■ Work required
In the records that follow, show each line where the word "поддержки" is present.

■ Given data
------------------------------------------------------------------------

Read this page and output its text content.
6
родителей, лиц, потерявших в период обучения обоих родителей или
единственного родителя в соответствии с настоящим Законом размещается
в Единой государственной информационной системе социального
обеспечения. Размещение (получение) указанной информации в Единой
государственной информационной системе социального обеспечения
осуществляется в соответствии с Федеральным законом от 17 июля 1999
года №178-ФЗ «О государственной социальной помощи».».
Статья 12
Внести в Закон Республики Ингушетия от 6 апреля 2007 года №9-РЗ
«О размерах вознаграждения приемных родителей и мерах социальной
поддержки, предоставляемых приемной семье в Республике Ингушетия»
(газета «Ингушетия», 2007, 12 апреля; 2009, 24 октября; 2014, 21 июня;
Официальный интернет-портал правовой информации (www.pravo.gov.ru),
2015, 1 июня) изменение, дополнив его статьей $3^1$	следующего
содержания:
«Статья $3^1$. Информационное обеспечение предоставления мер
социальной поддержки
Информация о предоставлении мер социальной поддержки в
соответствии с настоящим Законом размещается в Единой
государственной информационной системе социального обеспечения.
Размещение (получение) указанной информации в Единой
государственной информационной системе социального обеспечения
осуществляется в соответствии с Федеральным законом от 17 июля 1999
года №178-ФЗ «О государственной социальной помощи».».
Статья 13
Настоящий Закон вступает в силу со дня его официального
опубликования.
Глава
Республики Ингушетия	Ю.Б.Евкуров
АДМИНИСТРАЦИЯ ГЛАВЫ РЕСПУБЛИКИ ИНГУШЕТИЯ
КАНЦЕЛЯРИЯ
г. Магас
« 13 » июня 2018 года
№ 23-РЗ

------------------------------------------------------------------------

■ Result below
поддержки, предоставляемых приемной семье в Республике Ингушетия»
социальной поддержки
Информация о предоставлении мер социальной поддержки в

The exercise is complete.